(Collected data entries)
## Begin

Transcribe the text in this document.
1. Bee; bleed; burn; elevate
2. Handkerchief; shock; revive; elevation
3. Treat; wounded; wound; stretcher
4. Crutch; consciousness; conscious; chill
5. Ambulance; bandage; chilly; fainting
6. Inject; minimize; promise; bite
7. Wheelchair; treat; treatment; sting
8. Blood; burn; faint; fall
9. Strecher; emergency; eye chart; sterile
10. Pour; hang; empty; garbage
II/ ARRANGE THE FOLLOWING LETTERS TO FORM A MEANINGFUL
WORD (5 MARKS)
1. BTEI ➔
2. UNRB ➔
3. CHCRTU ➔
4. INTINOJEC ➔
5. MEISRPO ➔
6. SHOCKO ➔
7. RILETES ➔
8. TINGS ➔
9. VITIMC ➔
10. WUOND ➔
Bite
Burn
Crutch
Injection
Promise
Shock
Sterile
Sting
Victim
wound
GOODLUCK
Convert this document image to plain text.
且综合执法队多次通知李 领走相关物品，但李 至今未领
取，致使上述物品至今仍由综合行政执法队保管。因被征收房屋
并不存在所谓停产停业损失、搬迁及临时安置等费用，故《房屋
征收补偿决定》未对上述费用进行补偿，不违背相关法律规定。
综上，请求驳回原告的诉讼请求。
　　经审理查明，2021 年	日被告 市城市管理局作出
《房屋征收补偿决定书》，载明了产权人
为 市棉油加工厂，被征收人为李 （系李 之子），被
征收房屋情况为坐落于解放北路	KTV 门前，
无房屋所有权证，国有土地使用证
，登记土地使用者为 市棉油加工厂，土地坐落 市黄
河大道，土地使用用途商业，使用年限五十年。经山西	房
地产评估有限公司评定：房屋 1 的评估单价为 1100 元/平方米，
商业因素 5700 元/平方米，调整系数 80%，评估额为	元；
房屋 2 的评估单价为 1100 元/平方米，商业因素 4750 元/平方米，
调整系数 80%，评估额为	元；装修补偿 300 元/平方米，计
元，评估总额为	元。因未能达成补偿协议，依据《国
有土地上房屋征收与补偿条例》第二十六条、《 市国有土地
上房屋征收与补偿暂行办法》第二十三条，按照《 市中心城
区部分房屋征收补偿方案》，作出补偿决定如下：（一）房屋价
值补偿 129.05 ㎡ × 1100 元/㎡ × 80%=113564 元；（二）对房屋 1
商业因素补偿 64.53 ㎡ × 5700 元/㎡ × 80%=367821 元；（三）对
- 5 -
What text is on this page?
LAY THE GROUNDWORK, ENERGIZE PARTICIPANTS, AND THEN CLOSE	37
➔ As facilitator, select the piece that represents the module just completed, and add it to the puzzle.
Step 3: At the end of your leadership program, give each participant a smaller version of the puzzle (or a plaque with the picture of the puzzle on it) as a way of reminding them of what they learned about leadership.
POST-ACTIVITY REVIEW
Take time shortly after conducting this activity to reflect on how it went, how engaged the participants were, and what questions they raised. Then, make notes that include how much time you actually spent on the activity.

## End

#### The request:
Could you quote, exactly as they appear, the line containing "What text is on this page?" and every line after it to the end of the records above?

#### Written answer:
What text is on this page?
LAY THE GROUNDWORK, ENERGIZE PARTICIPANTS, AND THEN CLOSE	37
➔ As facilitator, select the piece that represents the module just completed, and add it to the puzzle.
Step 3: At the end of your leadership program, give each participant a smaller version of the puzzle (or a plaque with the picture of the puzzle on it) as a way of reminding them of what they learned about leadership.
POST-ACTIVITY REVIEW
Take time shortly after conducting this activity to reflect on how it went, how engaged the participants were, and what questions they raised. Then, make notes that include how much time you actually spent on the activity.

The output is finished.